To be done:
Report every line of the items below that contains the string "Area".

Spatial layout items
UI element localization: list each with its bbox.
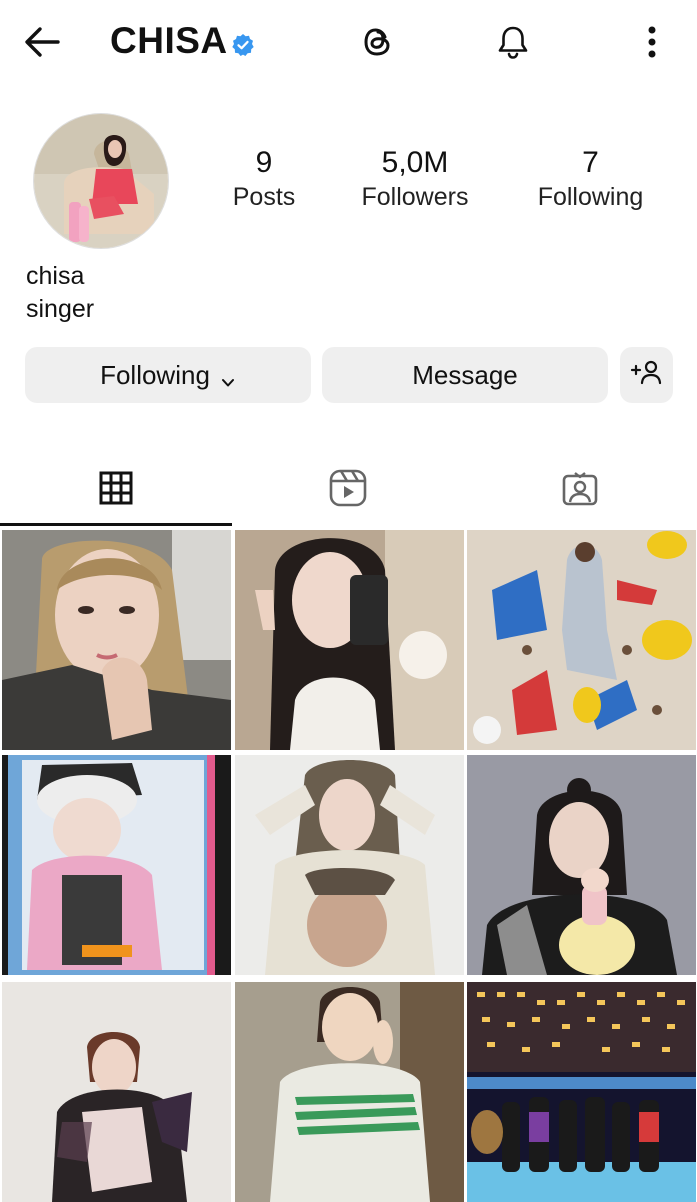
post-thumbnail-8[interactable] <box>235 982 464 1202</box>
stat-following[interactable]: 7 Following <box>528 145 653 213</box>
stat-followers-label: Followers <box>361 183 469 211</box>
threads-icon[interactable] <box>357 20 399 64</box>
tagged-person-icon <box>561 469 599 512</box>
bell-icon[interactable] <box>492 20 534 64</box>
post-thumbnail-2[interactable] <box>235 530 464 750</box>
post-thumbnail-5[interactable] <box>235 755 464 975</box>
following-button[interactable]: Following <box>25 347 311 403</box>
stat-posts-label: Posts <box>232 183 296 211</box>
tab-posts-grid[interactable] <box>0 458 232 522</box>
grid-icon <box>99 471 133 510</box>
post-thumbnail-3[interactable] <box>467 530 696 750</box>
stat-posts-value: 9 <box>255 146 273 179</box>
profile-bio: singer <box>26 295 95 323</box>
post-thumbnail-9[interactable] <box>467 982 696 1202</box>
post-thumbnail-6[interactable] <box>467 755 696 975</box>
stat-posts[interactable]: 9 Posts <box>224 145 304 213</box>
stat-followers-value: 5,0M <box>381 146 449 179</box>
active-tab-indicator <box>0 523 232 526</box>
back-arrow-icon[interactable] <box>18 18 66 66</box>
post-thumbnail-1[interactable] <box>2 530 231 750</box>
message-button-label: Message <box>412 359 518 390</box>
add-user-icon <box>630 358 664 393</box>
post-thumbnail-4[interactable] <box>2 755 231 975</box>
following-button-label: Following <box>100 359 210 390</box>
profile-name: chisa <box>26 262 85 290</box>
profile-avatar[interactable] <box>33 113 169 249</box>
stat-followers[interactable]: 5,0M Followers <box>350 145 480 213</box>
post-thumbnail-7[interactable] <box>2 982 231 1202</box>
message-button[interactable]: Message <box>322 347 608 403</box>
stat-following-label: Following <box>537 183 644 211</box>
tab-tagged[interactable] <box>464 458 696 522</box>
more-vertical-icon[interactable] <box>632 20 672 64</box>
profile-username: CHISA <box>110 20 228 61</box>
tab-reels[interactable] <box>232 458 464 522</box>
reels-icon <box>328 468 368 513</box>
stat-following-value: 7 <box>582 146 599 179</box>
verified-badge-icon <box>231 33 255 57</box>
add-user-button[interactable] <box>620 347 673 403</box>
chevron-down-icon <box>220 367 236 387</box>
--
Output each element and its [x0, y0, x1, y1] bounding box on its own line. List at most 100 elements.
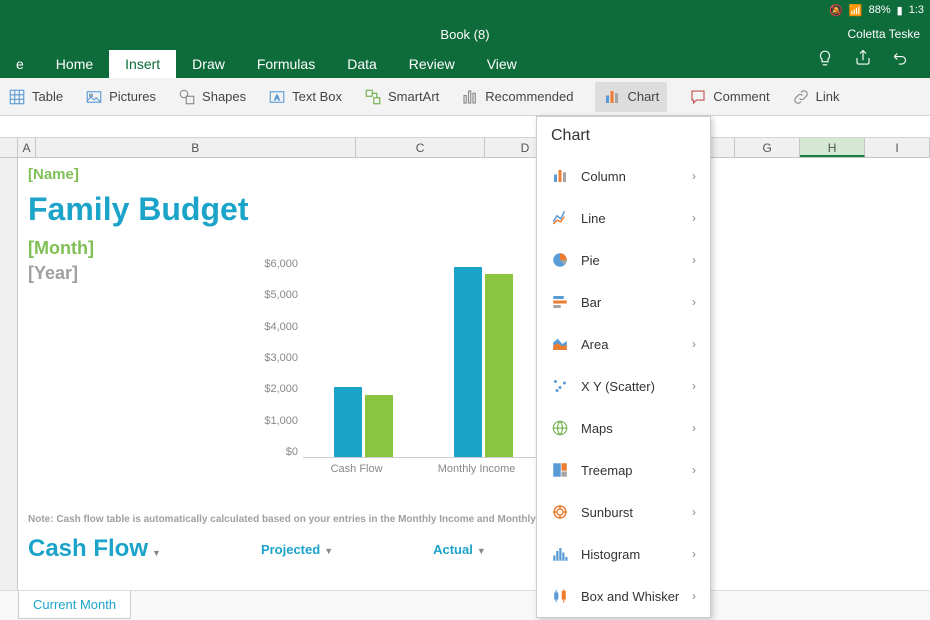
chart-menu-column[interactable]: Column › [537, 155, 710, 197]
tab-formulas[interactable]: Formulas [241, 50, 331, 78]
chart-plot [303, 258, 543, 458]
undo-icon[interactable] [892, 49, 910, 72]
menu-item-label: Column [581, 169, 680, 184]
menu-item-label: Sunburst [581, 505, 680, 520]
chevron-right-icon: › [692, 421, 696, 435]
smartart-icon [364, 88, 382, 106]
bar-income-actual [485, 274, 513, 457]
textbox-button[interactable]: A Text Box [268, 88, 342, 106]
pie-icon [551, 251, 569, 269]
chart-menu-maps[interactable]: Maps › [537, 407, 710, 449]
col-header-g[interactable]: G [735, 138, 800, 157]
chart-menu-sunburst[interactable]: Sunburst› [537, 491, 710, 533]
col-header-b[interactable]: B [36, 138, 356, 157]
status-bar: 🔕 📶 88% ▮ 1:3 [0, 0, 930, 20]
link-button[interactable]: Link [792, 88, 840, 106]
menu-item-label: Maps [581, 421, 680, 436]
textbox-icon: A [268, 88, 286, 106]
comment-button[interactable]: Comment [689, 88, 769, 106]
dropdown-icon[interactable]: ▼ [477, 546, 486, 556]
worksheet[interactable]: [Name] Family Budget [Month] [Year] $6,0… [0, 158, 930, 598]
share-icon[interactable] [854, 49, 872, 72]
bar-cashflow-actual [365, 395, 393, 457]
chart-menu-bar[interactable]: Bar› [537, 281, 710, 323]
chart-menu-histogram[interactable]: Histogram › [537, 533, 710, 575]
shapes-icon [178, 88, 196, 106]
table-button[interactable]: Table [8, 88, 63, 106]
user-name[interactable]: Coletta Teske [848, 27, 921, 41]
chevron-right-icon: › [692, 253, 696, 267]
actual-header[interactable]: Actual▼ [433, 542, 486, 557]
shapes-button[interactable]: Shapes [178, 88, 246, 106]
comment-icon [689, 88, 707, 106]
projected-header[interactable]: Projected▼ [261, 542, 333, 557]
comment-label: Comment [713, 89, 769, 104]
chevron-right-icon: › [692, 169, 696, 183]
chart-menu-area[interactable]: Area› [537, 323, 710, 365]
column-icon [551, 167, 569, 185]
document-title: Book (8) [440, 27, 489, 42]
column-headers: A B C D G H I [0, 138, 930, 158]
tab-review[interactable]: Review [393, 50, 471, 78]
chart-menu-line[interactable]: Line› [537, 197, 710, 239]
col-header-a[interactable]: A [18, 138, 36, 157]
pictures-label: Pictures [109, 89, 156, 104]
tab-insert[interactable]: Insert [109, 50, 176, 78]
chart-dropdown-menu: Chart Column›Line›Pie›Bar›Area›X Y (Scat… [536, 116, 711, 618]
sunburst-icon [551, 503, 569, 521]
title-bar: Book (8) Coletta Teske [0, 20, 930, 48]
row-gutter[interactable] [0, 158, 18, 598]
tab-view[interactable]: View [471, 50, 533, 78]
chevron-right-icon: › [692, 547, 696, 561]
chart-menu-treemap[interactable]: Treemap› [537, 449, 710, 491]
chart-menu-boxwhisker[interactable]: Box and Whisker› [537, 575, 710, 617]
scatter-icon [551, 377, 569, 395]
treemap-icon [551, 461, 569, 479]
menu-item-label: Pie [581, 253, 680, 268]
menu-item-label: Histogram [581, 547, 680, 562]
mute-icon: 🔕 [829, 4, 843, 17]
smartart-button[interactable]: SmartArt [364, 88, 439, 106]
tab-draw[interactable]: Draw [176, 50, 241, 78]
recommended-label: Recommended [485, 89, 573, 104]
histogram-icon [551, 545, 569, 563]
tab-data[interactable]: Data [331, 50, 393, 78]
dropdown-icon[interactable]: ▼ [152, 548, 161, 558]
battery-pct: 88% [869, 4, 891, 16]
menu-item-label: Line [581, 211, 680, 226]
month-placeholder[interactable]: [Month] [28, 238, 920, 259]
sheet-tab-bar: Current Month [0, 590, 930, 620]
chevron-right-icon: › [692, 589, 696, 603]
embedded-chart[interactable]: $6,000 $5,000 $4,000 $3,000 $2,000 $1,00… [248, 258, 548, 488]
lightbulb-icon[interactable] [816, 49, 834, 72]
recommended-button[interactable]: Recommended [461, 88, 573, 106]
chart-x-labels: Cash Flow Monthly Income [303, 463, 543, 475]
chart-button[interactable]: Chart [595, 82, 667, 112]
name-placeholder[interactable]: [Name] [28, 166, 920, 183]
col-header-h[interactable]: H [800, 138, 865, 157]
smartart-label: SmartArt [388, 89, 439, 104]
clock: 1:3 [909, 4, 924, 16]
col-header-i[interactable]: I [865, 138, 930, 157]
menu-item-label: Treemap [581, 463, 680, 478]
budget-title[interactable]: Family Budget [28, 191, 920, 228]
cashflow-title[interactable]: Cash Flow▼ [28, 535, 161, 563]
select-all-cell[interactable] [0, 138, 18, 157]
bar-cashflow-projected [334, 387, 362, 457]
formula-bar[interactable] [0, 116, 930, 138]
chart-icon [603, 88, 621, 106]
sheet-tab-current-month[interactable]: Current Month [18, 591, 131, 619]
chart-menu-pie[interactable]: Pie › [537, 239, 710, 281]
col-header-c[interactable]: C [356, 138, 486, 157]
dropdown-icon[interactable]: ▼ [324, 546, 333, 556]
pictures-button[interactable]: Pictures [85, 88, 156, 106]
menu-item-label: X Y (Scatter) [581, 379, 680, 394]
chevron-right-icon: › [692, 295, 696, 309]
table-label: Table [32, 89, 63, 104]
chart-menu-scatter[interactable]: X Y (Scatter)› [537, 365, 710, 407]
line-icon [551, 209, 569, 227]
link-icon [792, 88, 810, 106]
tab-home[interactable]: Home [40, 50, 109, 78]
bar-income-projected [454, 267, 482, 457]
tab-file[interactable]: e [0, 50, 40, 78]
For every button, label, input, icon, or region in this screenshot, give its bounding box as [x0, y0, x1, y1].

Solution to this exercise:
chart-menu-area[interactable]: Area› [537, 323, 710, 365]
chart-dropdown-menu: Chart Column›Line›Pie›Bar›Area›X Y (Scat… [536, 116, 711, 618]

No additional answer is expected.